Set down the data below without change, skipping the pictures it holds.
# start of Material for this exercise
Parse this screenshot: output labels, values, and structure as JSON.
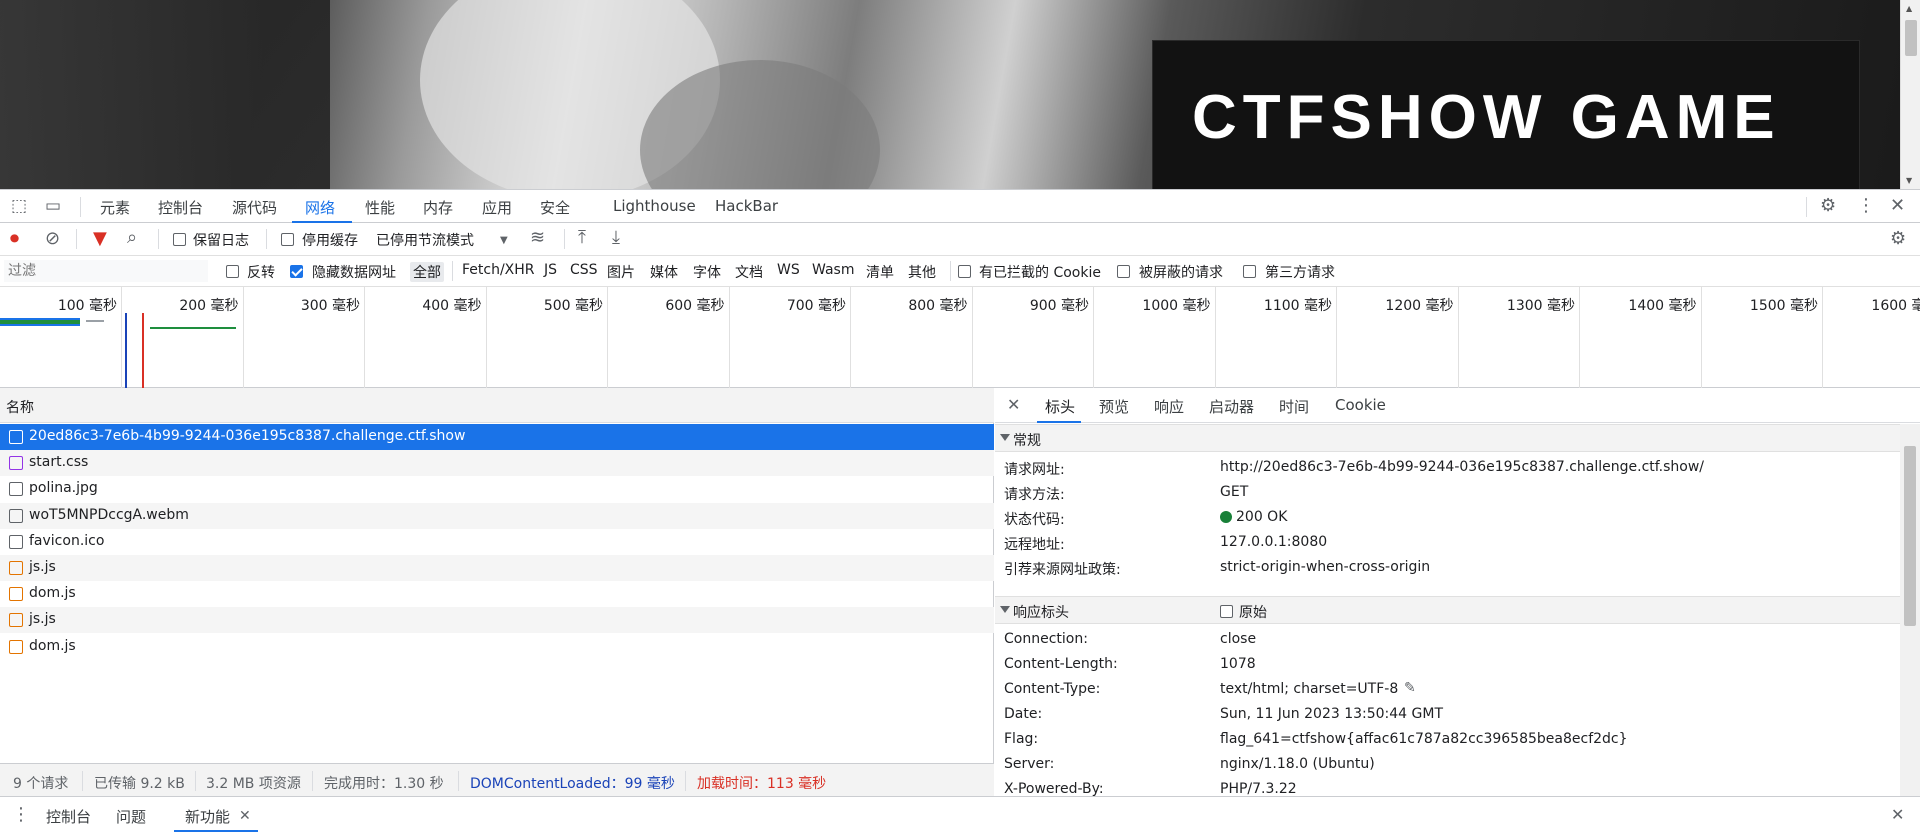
{
  "page": {
    "title": "CTFSHOW GAME"
  },
  "devtools": {
    "tabs": [
      "元素",
      "控制台",
      "源代码",
      "网络",
      "性能",
      "内存",
      "应用",
      "安全",
      "Lighthouse",
      "HackBar"
    ],
    "toolbar": {
      "preserve_log": "保留日志",
      "disable_cache": "停用缓存",
      "throttling": "已停用节流模式"
    },
    "filterbar": {
      "placeholder": "过滤",
      "invert": "反转",
      "hide_data_urls": "隐藏数据网址",
      "types": [
        "全部",
        "Fetch/XHR",
        "JS",
        "CSS",
        "图片",
        "媒体",
        "字体",
        "文档",
        "WS",
        "Wasm",
        "清单",
        "其他"
      ],
      "blocked_cookies": "有已拦截的 Cookie",
      "blocked_requests": "被屏蔽的请求",
      "third_party": "第三方请求"
    },
    "timeline_ticks": [
      "100 毫秒",
      "200 毫秒",
      "300 毫秒",
      "400 毫秒",
      "500 毫秒",
      "600 毫秒",
      "700 毫秒",
      "800 毫秒",
      "900 毫秒",
      "1000 毫秒",
      "1100 毫秒",
      "1200 毫秒",
      "1300 毫秒",
      "1400 毫秒",
      "1500 毫秒",
      "1600 毫秒"
    ],
    "requests": {
      "header": "名称",
      "rows": [
        {
          "name": "20ed86c3-7e6b-4b99-9244-036e195c8387.challenge.ctf.show",
          "kind": "document"
        },
        {
          "name": "start.css",
          "kind": "stylesheet"
        },
        {
          "name": "polina.jpg",
          "kind": "image"
        },
        {
          "name": "woT5MNPDccgA.webm",
          "kind": "media"
        },
        {
          "name": "favicon.ico",
          "kind": "other"
        },
        {
          "name": "js.js",
          "kind": "script"
        },
        {
          "name": "dom.js",
          "kind": "script"
        },
        {
          "name": "js.js",
          "kind": "script"
        },
        {
          "name": "dom.js",
          "kind": "script"
        }
      ]
    },
    "status": {
      "requests": "9 个请求",
      "transferred": "已传输 9.2 kB",
      "resources": "3.2 MB 项资源",
      "finish": "完成用时：1.30 秒",
      "dcl": "DOMContentLoaded：99 毫秒",
      "load": "加载时间：113 毫秒"
    },
    "details": {
      "tabs": [
        "标头",
        "预览",
        "响应",
        "启动器",
        "时间",
        "Cookie"
      ],
      "general": {
        "title": "常规",
        "items": [
          {
            "k": "请求网址:",
            "v": "http://20ed86c3-7e6b-4b99-9244-036e195c8387.challenge.ctf.show/"
          },
          {
            "k": "请求方法:",
            "v": "GET"
          },
          {
            "k": "状态代码:",
            "v": "200 OK"
          },
          {
            "k": "远程地址:",
            "v": "127.0.0.1:8080"
          },
          {
            "k": "引荐来源网址政策:",
            "v": "strict-origin-when-cross-origin"
          }
        ]
      },
      "response_headers": {
        "title": "响应标头",
        "raw_label": "原始",
        "items": [
          {
            "k": "Connection:",
            "v": "close"
          },
          {
            "k": "Content-Length:",
            "v": "1078"
          },
          {
            "k": "Content-Type:",
            "v": "text/html; charset=UTF-8"
          },
          {
            "k": "Date:",
            "v": "Sun, 11 Jun 2023 13:50:44 GMT"
          },
          {
            "k": "Flag:",
            "v": "flag_641=ctfshow{affac61c787a82cc396585bea8ecf2dc}"
          },
          {
            "k": "Server:",
            "v": "nginx/1.18.0 (Ubuntu)"
          },
          {
            "k": "X-Powered-By:",
            "v": "PHP/7.3.22"
          }
        ]
      }
    },
    "drawer": {
      "tabs": [
        "控制台",
        "问题",
        "新功能"
      ]
    },
    "colors": {
      "accent": "#1a73e8",
      "status_ok": "#188038",
      "load_red": "#d93025",
      "dcl_blue": "#1a43b8"
    }
  }
}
# end of Material for this exercise
Output below
Parse this screenshot: output labels, values, and structure as JSON.
{
  "page": {
    "title": "CTFSHOW GAME"
  },
  "devtools": {
    "tabs": [
      "元素",
      "控制台",
      "源代码",
      "网络",
      "性能",
      "内存",
      "应用",
      "安全",
      "Lighthouse",
      "HackBar"
    ],
    "toolbar": {
      "preserve_log": "保留日志",
      "disable_cache": "停用缓存",
      "throttling": "已停用节流模式"
    },
    "filterbar": {
      "placeholder": "过滤",
      "invert": "反转",
      "hide_data_urls": "隐藏数据网址",
      "types": [
        "全部",
        "Fetch/XHR",
        "JS",
        "CSS",
        "图片",
        "媒体",
        "字体",
        "文档",
        "WS",
        "Wasm",
        "清单",
        "其他"
      ],
      "blocked_cookies": "有已拦截的 Cookie",
      "blocked_requests": "被屏蔽的请求",
      "third_party": "第三方请求"
    },
    "timeline_ticks": [
      "100 毫秒",
      "200 毫秒",
      "300 毫秒",
      "400 毫秒",
      "500 毫秒",
      "600 毫秒",
      "700 毫秒",
      "800 毫秒",
      "900 毫秒",
      "1000 毫秒",
      "1100 毫秒",
      "1200 毫秒",
      "1300 毫秒",
      "1400 毫秒",
      "1500 毫秒",
      "1600 毫秒"
    ],
    "requests": {
      "header": "名称",
      "rows": [
        {
          "name": "20ed86c3-7e6b-4b99-9244-036e195c8387.challenge.ctf.show",
          "kind": "document"
        },
        {
          "name": "start.css",
          "kind": "stylesheet"
        },
        {
          "name": "polina.jpg",
          "kind": "image"
        },
        {
          "name": "woT5MNPDccgA.webm",
          "kind": "media"
        },
        {
          "name": "favicon.ico",
          "kind": "other"
        },
        {
          "name": "js.js",
          "kind": "script"
        },
        {
          "name": "dom.js",
          "kind": "script"
        },
        {
          "name": "js.js",
          "kind": "script"
        },
        {
          "name": "dom.js",
          "kind": "script"
        }
      ]
    },
    "status": {
      "requests": "9 个请求",
      "transferred": "已传输 9.2 kB",
      "resources": "3.2 MB 项资源",
      "finish": "完成用时：1.30 秒",
      "dcl": "DOMContentLoaded：99 毫秒",
      "load": "加载时间：113 毫秒"
    },
    "details": {
      "tabs": [
        "标头",
        "预览",
        "响应",
        "启动器",
        "时间",
        "Cookie"
      ],
      "general": {
        "title": "常规",
        "items": [
          {
            "k": "请求网址:",
            "v": "http://20ed86c3-7e6b-4b99-9244-036e195c8387.challenge.ctf.show/"
          },
          {
            "k": "请求方法:",
            "v": "GET"
          },
          {
            "k": "状态代码:",
            "v": "200 OK"
          },
          {
            "k": "远程地址:",
            "v": "127.0.0.1:8080"
          },
          {
            "k": "引荐来源网址政策:",
            "v": "strict-origin-when-cross-origin"
          }
        ]
      },
      "response_headers": {
        "title": "响应标头",
        "raw_label": "原始",
        "items": [
          {
            "k": "Connection:",
            "v": "close"
          },
          {
            "k": "Content-Length:",
            "v": "1078"
          },
          {
            "k": "Content-Type:",
            "v": "text/html; charset=UTF-8"
          },
          {
            "k": "Date:",
            "v": "Sun, 11 Jun 2023 13:50:44 GMT"
          },
          {
            "k": "Flag:",
            "v": "flag_641=ctfshow{affac61c787a82cc396585bea8ecf2dc}"
          },
          {
            "k": "Server:",
            "v": "nginx/1.18.0 (Ubuntu)"
          },
          {
            "k": "X-Powered-By:",
            "v": "PHP/7.3.22"
          }
        ]
      }
    },
    "drawer": {
      "tabs": [
        "控制台",
        "问题",
        "新功能"
      ]
    },
    "colors": {
      "accent": "#1a73e8",
      "status_ok": "#188038",
      "load_red": "#d93025",
      "dcl_blue": "#1a43b8"
    }
  }
}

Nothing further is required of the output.